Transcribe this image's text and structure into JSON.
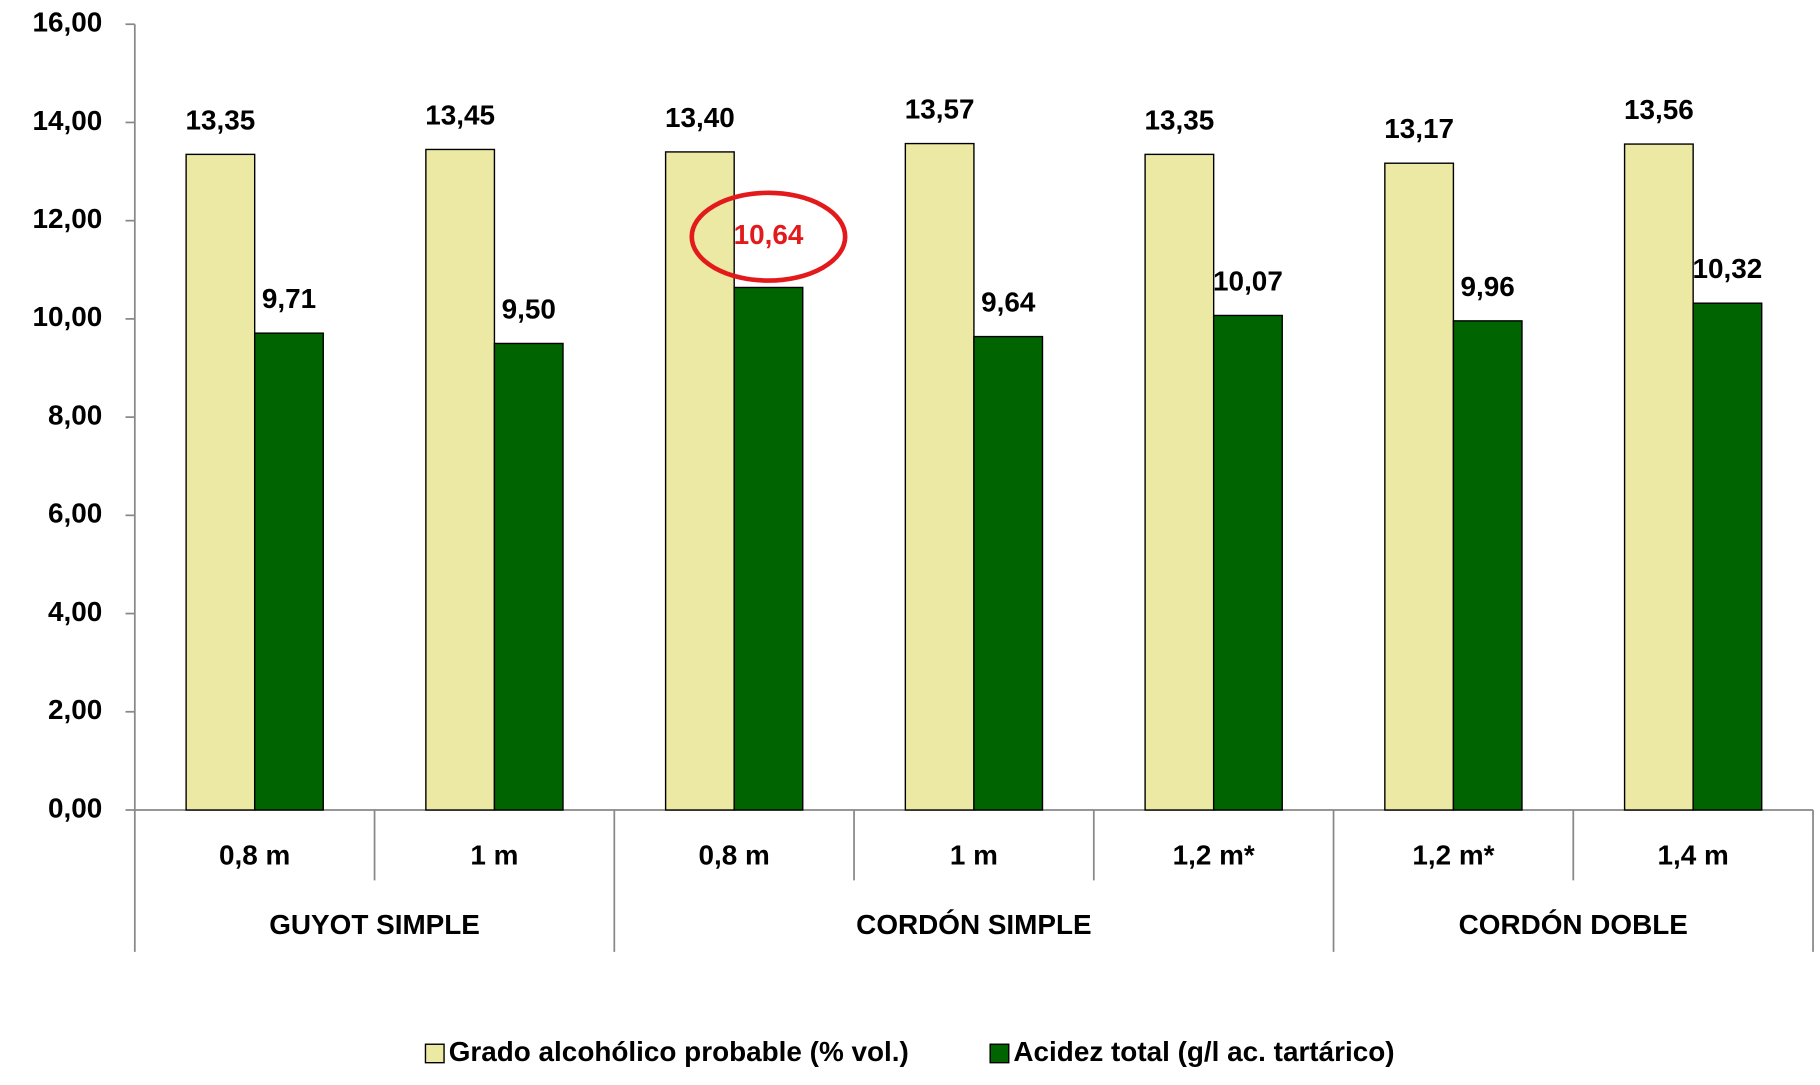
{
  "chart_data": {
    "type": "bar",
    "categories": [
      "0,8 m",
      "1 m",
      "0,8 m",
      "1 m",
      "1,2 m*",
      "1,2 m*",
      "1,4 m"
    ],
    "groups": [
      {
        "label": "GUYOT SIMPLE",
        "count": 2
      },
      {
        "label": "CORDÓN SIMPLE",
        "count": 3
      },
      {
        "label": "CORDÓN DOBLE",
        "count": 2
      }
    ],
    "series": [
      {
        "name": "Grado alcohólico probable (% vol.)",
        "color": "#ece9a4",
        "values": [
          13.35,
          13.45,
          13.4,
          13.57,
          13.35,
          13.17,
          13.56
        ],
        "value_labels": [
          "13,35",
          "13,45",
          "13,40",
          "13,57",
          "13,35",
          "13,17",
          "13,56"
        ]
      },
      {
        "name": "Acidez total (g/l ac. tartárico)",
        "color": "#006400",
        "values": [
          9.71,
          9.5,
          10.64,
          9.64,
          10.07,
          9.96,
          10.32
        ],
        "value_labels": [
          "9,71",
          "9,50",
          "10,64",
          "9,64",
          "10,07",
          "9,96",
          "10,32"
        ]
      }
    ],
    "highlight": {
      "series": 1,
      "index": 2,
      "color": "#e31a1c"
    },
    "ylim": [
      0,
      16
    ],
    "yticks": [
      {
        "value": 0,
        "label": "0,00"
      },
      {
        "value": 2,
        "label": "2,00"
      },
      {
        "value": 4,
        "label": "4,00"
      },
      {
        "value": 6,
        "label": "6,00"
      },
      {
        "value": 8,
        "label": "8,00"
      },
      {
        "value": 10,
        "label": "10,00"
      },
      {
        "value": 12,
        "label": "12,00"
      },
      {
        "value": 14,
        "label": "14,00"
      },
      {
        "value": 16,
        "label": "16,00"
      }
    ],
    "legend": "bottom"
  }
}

□ □ □ □ □ □ □

▶ **Problem**: Copy each line above where the string "color" occurs.

▶ **Reply**:
        "color": "#ece9a4",
        "color": "#006400",
      "color": "#e31a1c"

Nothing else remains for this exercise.